(Dataset entries)
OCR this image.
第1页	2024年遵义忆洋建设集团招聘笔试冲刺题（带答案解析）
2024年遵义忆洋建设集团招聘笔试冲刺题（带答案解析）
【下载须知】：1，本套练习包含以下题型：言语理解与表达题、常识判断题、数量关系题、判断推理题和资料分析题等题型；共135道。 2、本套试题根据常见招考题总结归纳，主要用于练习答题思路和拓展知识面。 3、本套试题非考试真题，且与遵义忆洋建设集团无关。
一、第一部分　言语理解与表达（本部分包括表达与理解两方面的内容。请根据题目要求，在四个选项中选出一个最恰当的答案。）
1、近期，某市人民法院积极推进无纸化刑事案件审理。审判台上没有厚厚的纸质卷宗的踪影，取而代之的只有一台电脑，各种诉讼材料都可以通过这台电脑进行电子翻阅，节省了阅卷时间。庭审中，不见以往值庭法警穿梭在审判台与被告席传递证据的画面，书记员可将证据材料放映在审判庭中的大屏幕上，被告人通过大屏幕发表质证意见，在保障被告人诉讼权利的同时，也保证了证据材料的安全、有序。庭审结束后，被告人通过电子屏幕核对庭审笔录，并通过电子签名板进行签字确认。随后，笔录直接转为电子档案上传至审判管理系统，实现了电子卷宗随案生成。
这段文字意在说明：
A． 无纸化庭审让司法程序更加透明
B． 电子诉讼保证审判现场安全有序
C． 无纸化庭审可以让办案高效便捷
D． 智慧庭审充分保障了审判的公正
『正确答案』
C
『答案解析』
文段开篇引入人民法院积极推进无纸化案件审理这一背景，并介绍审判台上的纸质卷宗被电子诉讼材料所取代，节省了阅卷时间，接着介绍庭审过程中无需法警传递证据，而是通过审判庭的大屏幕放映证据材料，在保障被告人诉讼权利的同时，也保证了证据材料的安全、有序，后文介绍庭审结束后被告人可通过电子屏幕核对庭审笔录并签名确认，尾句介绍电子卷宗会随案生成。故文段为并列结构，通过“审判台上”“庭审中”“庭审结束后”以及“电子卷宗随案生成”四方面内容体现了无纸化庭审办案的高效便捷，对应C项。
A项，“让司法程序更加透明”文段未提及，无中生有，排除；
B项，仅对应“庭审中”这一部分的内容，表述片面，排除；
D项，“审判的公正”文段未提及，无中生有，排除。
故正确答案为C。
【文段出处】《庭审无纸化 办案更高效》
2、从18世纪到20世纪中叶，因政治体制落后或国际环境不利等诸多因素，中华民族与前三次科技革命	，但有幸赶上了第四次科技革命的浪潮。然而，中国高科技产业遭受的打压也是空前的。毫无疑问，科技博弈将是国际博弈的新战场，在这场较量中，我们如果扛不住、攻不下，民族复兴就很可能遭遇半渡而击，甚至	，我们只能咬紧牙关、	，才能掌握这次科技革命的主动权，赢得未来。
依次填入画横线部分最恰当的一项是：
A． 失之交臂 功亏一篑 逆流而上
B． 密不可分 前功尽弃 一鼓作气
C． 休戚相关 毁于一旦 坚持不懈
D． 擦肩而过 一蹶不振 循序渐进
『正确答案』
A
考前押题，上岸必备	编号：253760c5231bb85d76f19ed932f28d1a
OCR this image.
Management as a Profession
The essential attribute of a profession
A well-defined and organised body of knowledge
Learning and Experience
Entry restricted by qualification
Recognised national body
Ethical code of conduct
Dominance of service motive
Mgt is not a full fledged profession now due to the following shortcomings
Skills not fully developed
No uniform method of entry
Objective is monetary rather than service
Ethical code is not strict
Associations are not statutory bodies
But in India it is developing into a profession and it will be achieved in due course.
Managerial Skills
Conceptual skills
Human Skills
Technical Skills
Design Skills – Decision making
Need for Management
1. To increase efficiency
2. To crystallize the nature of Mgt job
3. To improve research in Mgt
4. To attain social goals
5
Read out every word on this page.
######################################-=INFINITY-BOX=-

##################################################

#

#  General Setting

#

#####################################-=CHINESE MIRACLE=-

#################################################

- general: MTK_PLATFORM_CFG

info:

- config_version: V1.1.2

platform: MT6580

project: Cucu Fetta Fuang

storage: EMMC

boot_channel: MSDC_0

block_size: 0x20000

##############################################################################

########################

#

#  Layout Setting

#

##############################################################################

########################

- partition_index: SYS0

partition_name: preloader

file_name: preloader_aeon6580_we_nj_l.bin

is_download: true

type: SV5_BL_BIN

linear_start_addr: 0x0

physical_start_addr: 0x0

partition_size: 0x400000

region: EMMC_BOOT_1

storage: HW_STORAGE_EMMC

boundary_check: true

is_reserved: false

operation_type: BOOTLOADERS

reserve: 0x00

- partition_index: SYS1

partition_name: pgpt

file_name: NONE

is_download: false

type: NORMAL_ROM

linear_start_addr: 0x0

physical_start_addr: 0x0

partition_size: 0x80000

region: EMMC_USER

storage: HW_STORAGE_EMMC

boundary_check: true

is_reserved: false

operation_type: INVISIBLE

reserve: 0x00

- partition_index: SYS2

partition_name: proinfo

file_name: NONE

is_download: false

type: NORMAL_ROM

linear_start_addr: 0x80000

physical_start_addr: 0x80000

● **PROBLEM TO WORK ON**
Reproduce every line above without error.

● **COMPLETE RESPONSE**
OCR this image.
第1页	2024年遵义忆洋建设集团招聘笔试冲刺题（带答案解析）
2024年遵义忆洋建设集团招聘笔试冲刺题（带答案解析）
【下载须知】：1，本套练习包含以下题型：言语理解与表达题、常识判断题、数量关系题、判断推理题和资料分析题等题型；共135道。 2、本套试题根据常见招考题总结归纳，主要用于练习答题思路和拓展知识面。 3、本套试题非考试真题，且与遵义忆洋建设集团无关。
一、第一部分　言语理解与表达（本部分包括表达与理解两方面的内容。请根据题目要求，在四个选项中选出一个最恰当的答案。）
1、近期，某市人民法院积极推进无纸化刑事案件审理。审判台上没有厚厚的纸质卷宗的踪影，取而代之的只有一台电脑，各种诉讼材料都可以通过这台电脑进行电子翻阅，节省了阅卷时间。庭审中，不见以往值庭法警穿梭在审判台与被告席传递证据的画面，书记员可将证据材料放映在审判庭中的大屏幕上，被告人通过大屏幕发表质证意见，在保障被告人诉讼权利的同时，也保证了证据材料的安全、有序。庭审结束后，被告人通过电子屏幕核对庭审笔录，并通过电子签名板进行签字确认。随后，笔录直接转为电子档案上传至审判管理系统，实现了电子卷宗随案生成。
这段文字意在说明：
A． 无纸化庭审让司法程序更加透明
B． 电子诉讼保证审判现场安全有序
C． 无纸化庭审可以让办案高效便捷
D． 智慧庭审充分保障了审判的公正
『正确答案』
C
『答案解析』
文段开篇引入人民法院积极推进无纸化案件审理这一背景，并介绍审判台上的纸质卷宗被电子诉讼材料所取代，节省了阅卷时间，接着介绍庭审过程中无需法警传递证据，而是通过审判庭的大屏幕放映证据材料，在保障被告人诉讼权利的同时，也保证了证据材料的安全、有序，后文介绍庭审结束后被告人可通过电子屏幕核对庭审笔录并签名确认，尾句介绍电子卷宗会随案生成。故文段为并列结构，通过“审判台上”“庭审中”“庭审结束后”以及“电子卷宗随案生成”四方面内容体现了无纸化庭审办案的高效便捷，对应C项。
A项，“让司法程序更加透明”文段未提及，无中生有，排除；
B项，仅对应“庭审中”这一部分的内容，表述片面，排除；
D项，“审判的公正”文段未提及，无中生有，排除。
故正确答案为C。
【文段出处】《庭审无纸化 办案更高效》
2、从18世纪到20世纪中叶，因政治体制落后或国际环境不利等诸多因素，中华民族与前三次科技革命	，但有幸赶上了第四次科技革命的浪潮。然而，中国高科技产业遭受的打压也是空前的。毫无疑问，科技博弈将是国际博弈的新战场，在这场较量中，我们如果扛不住、攻不下，民族复兴就很可能遭遇半渡而击，甚至	，我们只能咬紧牙关、	，才能掌握这次科技革命的主动权，赢得未来。
依次填入画横线部分最恰当的一项是：
A． 失之交臂 功亏一篑 逆流而上
B． 密不可分 前功尽弃 一鼓作气
C． 休戚相关 毁于一旦 坚持不懈
D． 擦肩而过 一蹶不振 循序渐进
『正确答案』
A
考前押题，上岸必备	编号：253760c5231bb85d76f19ed932f28d1a
OCR this image.
Management as a Profession
The essential attribute of a profession
A well-defined and organised body of knowledge
Learning and Experience
Entry restricted by qualification
Recognised national body
Ethical code of conduct
Dominance of service motive
Mgt is not a full fledged profession now due to the following shortcomings
Skills not fully developed
No uniform method of entry
Objective is monetary rather than service
Ethical code is not strict
Associations are not statutory bodies
But in India it is developing into a profession and it will be achieved in due course.
Managerial Skills
Conceptual skills
Human Skills
Technical Skills
Design Skills – Decision making
Need for Management
1. To increase efficiency
2. To crystallize the nature of Mgt job
3. To improve research in Mgt
4. To attain social goals
5
Read out every word on this page.
######################################-=INFINITY-BOX=-

##################################################

#

#  General Setting

#

#####################################-=CHINESE MIRACLE=-

#################################################

- general: MTK_PLATFORM_CFG

info:

- config_version: V1.1.2

platform: MT6580

project: Cucu Fetta Fuang

storage: EMMC

boot_channel: MSDC_0

block_size: 0x20000

##############################################################################

########################

#

#  Layout Setting

#

##############################################################################

########################

- partition_index: SYS0

partition_name: preloader

file_name: preloader_aeon6580_we_nj_l.bin

is_download: true

type: SV5_BL_BIN

linear_start_addr: 0x0

physical_start_addr: 0x0

partition_size: 0x400000

region: EMMC_BOOT_1

storage: HW_STORAGE_EMMC

boundary_check: true

is_reserved: false

operation_type: BOOTLOADERS

reserve: 0x00

- partition_index: SYS1

partition_name: pgpt

file_name: NONE

is_download: false

type: NORMAL_ROM

linear_start_addr: 0x0

physical_start_addr: 0x0

partition_size: 0x80000

region: EMMC_USER

storage: HW_STORAGE_EMMC

boundary_check: true

is_reserved: false

operation_type: INVISIBLE

reserve: 0x00

- partition_index: SYS2

partition_name: proinfo

file_name: NONE

is_download: false

type: NORMAL_ROM

linear_start_addr: 0x80000

physical_start_addr: 0x80000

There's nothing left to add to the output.